**Set exercise:**
List each line of the data that holds the word "control".

**Dataset rows:**
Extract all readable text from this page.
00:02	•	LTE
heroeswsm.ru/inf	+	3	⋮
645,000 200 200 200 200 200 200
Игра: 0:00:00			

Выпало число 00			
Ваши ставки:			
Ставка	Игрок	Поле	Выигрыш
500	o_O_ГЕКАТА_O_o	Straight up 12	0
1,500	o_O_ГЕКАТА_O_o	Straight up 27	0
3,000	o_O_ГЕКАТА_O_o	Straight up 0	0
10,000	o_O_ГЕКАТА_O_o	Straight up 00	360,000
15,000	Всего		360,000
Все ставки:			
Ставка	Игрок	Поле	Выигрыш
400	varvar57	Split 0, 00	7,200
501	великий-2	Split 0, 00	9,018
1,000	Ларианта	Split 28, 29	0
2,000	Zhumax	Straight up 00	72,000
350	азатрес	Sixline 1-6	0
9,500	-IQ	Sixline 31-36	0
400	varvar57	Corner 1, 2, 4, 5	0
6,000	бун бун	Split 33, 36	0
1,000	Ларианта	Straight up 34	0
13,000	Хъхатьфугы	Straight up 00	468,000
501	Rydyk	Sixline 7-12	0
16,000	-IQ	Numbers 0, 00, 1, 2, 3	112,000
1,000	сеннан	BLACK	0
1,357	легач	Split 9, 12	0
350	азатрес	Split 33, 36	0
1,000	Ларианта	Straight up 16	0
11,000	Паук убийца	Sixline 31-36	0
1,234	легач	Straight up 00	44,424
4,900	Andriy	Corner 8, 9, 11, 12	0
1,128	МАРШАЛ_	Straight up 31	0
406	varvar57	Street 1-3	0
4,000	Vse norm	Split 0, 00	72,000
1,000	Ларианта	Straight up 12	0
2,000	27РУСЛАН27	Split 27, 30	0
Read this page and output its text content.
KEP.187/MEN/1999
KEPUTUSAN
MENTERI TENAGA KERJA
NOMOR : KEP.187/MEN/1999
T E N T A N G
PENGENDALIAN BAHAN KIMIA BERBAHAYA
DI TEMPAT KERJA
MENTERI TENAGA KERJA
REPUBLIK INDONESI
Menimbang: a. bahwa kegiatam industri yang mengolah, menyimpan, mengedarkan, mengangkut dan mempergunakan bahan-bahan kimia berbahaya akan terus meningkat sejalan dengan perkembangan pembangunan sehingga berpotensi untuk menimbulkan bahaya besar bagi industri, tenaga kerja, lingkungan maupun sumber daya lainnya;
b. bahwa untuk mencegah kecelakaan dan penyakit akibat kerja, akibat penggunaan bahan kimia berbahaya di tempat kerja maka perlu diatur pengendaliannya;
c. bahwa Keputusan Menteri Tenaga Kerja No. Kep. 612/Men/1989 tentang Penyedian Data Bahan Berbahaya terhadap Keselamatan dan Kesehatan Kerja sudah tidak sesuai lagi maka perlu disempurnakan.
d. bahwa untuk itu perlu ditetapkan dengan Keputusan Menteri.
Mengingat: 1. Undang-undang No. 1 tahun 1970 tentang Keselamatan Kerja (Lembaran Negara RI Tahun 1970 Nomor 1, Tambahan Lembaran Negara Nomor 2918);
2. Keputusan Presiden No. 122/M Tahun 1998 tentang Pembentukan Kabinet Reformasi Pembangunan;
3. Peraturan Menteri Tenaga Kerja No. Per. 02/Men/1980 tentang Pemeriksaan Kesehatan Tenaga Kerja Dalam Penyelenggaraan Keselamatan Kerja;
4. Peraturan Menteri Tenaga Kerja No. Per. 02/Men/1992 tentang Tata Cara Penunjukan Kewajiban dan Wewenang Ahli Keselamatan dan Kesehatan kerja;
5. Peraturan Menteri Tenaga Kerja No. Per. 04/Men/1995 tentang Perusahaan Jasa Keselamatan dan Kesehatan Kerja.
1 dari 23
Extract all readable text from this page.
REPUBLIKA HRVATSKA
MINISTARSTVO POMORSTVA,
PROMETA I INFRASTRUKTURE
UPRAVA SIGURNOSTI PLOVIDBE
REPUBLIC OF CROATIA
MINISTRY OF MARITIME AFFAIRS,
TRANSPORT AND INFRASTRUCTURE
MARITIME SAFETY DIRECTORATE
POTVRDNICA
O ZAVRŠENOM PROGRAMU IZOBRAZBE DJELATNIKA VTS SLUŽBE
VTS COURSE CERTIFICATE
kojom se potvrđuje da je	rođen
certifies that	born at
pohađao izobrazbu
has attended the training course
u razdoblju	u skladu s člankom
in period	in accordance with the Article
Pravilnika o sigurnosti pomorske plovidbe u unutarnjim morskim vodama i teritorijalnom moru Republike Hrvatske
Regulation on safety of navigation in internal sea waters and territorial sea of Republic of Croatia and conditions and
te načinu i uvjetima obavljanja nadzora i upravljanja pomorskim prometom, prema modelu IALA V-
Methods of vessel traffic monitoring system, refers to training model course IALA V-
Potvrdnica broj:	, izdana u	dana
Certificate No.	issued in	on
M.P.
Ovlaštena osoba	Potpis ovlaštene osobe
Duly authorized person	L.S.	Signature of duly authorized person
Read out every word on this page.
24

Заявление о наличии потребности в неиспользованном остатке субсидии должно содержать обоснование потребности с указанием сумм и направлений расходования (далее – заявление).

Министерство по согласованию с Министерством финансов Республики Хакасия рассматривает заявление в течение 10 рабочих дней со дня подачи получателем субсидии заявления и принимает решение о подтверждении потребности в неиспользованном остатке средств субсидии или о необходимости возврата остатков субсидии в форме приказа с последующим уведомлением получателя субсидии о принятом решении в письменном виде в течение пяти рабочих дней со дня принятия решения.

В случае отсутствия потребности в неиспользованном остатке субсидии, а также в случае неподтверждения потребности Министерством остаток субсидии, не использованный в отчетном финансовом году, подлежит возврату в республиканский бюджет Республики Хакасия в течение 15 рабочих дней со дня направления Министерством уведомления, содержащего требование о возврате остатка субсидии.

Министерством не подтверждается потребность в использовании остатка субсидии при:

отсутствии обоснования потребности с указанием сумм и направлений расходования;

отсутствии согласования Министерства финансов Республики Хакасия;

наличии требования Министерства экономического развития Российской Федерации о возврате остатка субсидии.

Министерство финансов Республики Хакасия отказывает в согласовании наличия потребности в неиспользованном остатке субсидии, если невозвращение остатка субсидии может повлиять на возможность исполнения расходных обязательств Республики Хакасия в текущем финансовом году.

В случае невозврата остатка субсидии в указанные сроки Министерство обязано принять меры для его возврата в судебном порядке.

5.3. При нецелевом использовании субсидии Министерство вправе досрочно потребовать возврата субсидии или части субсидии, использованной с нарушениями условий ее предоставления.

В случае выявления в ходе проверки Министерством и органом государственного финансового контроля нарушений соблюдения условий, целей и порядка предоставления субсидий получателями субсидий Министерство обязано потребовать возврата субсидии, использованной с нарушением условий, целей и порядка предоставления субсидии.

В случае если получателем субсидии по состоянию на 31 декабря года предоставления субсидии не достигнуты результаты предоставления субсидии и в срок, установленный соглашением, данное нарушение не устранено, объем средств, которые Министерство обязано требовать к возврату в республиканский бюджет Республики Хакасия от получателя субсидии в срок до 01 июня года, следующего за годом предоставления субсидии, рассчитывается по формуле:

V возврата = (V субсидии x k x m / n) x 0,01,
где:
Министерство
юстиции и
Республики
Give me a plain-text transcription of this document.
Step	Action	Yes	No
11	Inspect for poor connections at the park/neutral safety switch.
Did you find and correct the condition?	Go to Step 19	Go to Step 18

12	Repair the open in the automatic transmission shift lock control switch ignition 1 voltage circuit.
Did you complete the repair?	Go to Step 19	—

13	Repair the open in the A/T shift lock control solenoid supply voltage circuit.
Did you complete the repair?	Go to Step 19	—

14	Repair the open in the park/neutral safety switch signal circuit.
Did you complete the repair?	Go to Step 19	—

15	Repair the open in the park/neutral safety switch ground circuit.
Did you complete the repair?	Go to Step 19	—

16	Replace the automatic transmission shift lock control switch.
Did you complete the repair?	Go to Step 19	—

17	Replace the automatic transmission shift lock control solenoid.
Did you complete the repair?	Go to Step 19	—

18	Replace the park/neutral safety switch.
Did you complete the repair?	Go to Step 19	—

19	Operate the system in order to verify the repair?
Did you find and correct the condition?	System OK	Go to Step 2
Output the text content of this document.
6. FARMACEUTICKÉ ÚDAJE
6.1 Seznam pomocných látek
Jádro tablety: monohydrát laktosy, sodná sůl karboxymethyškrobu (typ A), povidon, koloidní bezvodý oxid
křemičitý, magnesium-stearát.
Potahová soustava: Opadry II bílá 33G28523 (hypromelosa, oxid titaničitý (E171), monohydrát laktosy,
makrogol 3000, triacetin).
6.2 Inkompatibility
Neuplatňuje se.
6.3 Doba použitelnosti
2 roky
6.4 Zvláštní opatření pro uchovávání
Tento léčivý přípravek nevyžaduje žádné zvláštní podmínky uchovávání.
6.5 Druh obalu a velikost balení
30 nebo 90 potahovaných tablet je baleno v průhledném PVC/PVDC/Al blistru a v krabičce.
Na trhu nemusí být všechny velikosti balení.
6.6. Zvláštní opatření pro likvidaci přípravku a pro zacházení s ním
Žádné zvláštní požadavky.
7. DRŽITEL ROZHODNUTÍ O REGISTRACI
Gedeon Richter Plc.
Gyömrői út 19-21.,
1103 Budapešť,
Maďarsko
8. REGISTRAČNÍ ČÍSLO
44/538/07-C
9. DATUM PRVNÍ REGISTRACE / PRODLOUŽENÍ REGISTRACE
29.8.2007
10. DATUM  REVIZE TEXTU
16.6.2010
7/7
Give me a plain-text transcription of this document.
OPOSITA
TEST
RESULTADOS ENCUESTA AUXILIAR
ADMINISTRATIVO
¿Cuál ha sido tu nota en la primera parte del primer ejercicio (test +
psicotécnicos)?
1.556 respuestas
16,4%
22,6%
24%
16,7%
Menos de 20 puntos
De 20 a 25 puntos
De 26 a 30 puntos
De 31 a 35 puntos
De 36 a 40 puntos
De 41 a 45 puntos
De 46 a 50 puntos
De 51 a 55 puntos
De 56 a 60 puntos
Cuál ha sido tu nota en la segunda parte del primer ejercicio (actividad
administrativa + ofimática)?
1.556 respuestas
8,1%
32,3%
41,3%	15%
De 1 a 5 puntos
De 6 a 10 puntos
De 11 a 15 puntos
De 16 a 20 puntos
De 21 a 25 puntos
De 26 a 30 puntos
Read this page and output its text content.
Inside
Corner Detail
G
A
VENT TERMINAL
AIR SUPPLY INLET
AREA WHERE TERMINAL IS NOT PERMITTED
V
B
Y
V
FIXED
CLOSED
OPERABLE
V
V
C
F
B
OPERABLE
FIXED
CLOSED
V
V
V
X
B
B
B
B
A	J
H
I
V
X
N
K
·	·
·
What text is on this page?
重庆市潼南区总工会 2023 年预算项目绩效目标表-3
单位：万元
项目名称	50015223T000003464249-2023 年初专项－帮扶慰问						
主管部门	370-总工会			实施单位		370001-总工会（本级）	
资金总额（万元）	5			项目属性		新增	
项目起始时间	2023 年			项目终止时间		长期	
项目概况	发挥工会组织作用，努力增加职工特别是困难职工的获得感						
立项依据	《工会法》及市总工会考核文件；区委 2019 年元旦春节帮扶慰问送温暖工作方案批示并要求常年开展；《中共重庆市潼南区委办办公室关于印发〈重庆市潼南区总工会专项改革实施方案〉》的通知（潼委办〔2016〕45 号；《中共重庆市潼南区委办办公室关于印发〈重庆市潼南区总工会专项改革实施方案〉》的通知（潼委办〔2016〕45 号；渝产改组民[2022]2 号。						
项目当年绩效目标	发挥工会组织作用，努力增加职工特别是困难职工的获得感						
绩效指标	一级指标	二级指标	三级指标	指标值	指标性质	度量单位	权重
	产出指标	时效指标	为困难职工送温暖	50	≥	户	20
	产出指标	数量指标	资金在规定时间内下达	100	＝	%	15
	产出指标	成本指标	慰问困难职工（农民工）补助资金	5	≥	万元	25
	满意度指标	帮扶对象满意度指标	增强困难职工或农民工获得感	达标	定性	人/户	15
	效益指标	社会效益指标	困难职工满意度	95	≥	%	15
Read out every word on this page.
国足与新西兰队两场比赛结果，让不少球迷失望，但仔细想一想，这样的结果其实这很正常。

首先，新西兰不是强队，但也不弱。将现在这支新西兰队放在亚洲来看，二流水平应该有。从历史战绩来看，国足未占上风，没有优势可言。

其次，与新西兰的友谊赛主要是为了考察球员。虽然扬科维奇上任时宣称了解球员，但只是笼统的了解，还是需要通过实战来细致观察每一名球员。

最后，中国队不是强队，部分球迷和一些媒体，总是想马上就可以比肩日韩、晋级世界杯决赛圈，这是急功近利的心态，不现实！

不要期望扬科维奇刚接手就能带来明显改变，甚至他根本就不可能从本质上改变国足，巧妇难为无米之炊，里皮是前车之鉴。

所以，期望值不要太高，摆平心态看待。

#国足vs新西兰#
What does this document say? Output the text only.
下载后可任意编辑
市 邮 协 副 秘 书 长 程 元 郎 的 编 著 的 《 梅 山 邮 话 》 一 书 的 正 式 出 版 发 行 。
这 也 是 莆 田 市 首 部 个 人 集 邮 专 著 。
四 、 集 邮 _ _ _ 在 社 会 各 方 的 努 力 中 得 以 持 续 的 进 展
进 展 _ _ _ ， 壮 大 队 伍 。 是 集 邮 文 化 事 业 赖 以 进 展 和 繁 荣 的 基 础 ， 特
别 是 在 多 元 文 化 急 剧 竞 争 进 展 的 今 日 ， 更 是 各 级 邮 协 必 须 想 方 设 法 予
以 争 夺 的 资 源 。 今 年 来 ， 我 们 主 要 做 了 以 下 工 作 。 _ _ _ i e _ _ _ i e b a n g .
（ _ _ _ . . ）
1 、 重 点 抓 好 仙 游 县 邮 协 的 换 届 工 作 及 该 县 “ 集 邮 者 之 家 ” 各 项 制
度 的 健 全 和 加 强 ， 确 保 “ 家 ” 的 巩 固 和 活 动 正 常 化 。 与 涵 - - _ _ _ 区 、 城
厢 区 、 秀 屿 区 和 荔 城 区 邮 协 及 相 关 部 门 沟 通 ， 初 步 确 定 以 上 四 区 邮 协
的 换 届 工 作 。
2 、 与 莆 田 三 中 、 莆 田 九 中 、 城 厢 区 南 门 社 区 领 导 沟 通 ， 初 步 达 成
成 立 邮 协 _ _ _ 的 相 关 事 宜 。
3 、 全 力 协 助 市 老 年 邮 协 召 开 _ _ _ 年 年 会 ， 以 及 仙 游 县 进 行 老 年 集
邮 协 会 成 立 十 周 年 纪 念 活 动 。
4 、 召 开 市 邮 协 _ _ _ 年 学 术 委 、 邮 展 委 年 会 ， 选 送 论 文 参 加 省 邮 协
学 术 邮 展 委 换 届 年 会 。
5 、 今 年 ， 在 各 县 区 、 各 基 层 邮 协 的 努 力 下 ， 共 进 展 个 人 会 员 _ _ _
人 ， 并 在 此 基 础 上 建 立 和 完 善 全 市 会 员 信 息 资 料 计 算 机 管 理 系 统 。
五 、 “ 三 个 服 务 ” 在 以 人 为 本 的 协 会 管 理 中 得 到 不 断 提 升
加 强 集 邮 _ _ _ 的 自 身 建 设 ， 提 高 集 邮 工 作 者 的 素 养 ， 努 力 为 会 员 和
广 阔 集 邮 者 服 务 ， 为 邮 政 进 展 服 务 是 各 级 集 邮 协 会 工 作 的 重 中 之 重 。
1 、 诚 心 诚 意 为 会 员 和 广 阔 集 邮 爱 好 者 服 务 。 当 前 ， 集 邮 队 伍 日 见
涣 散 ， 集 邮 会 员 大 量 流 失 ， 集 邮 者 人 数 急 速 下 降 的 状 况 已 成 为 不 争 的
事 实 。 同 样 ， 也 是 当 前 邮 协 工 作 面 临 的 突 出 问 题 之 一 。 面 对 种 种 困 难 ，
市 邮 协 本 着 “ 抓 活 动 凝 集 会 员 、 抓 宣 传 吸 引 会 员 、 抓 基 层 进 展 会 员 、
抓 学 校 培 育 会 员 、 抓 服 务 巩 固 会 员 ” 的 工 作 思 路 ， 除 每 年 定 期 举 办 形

**Answer in full:**
12	Repair the open in the automatic transmission shift lock control switch ignition 1 voltage circuit.
13	Repair the open in the A/T shift lock control solenoid supply voltage circuit.
16	Replace the automatic transmission shift lock control switch.
17	Replace the automatic transmission shift lock control solenoid.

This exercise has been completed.